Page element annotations
==============================
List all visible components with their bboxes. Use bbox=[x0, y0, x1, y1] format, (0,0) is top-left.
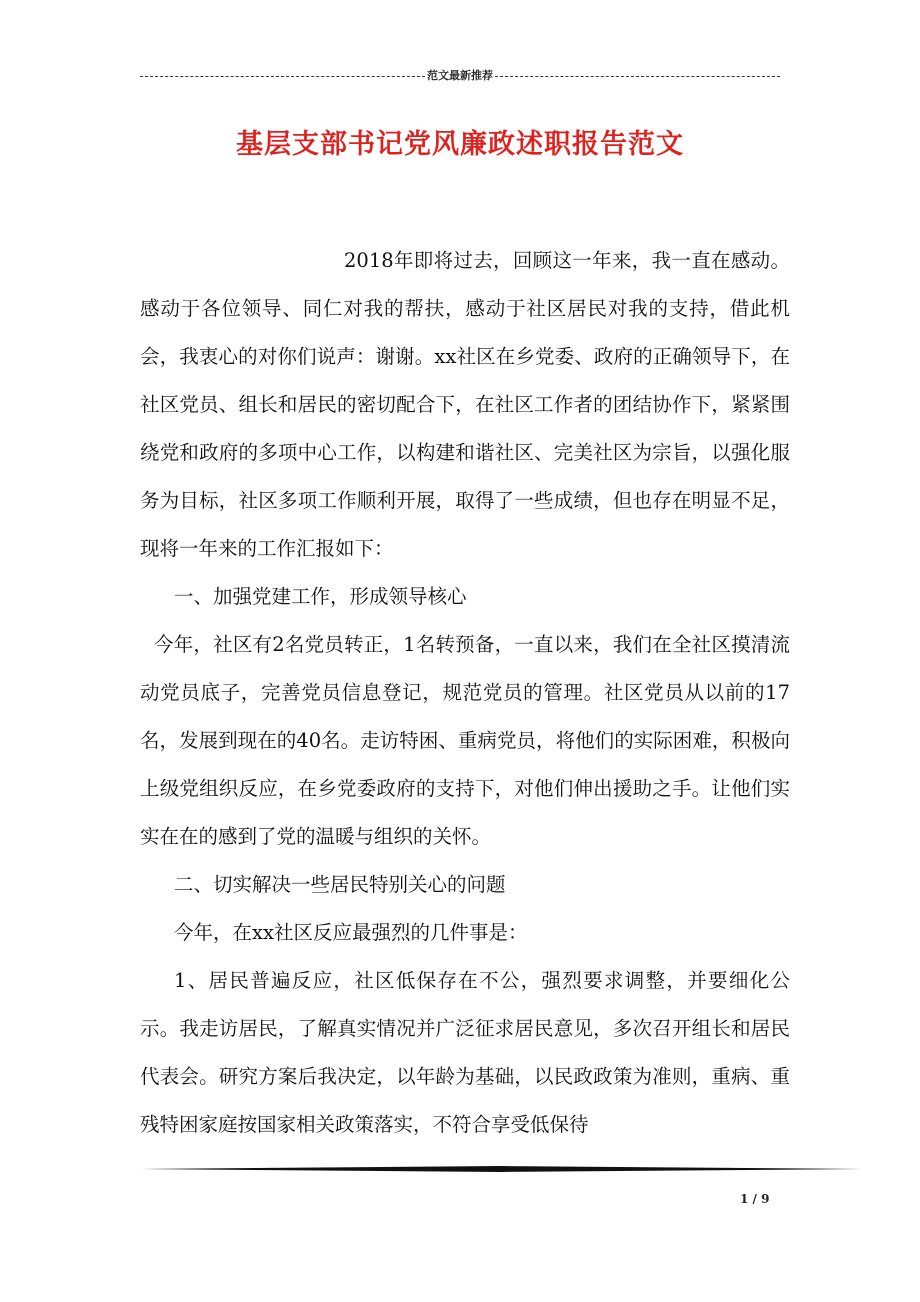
header-label: 范文最新推荐 bbox=[427, 69, 493, 82]
paragraph-issue-1: 1、居民普遍反应，社区低保存在不公，强烈要求调整，并要细化公示。我走访居民，了解真实情况并广泛征求居民意见，多次召开组长和居民代表会。研究方案后我决定，以年龄为基础，以民政政策为准则，重病、重残特困家庭按国家相关政策落实，不符合享受低保待 bbox=[140, 969, 790, 1136]
page-header bbox=[140, 68, 780, 84]
section-heading-2: 二、切实解决一些居民特别关心的问题 bbox=[174, 873, 506, 896]
header-dash-left bbox=[140, 76, 425, 77]
footer-rule bbox=[140, 1166, 863, 1172]
section-heading-1: 一、加强党建工作，形成领导核心 bbox=[174, 585, 467, 608]
header-dash-right bbox=[495, 76, 780, 77]
document-body bbox=[140, 237, 790, 1149]
paragraph-intro: 2018年即将过去，回顾这一年来，我一直在感动。感动于各位领导、同仁对我的帮扶，感动于社区居民对我的支持，借此机会，我衷心的对你们说声：谢谢。xx社区在乡党委、政府的正确领导下，在社区党员、组长和居民的密切配合下，在社区工作者的团结协作下，紧紧围绕党和政府的多项中心工作，以构建和谐社区、完美社区为宗旨，以强化服务为目标，社区多项工作顺利开展，取得了一些成绩，但也存在明显不足，现将一年来的工作汇报如下： bbox=[140, 249, 790, 560]
paragraph-party-building: 今年，社区有2名党员转正，1名转预备，一直以来，我们在全社区摸清流动党员底子，完善党员信息登记，规范党员的管理。社区党员从以前的17名，发展到现在的40名。走访特困、重病党员，将他们的实际困难，积极向上级党组织反应，在乡党委政府的支持下，对他们伸出援助之手。让他们实实在在的感到了党的温暖与组织的关怀。 bbox=[140, 633, 790, 848]
paragraph-issues-intro: 今年，在xx社区反应最强烈的几件事是： bbox=[174, 921, 528, 944]
page-number: 1 / 9 bbox=[740, 1192, 770, 1206]
document-title: 基层支部书记党风廉政述职报告范文 bbox=[236, 129, 684, 160]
==============================
Problem description — Find every line in the entries above that contains the string "section", matching case exactly, and copy each of those lines in full.

The solution —
section-heading-2: 二、切实解决一些居民特别关心的问题 bbox=[174, 873, 506, 896]
section-heading-1: 一、加强党建工作，形成领导核心 bbox=[174, 585, 467, 608]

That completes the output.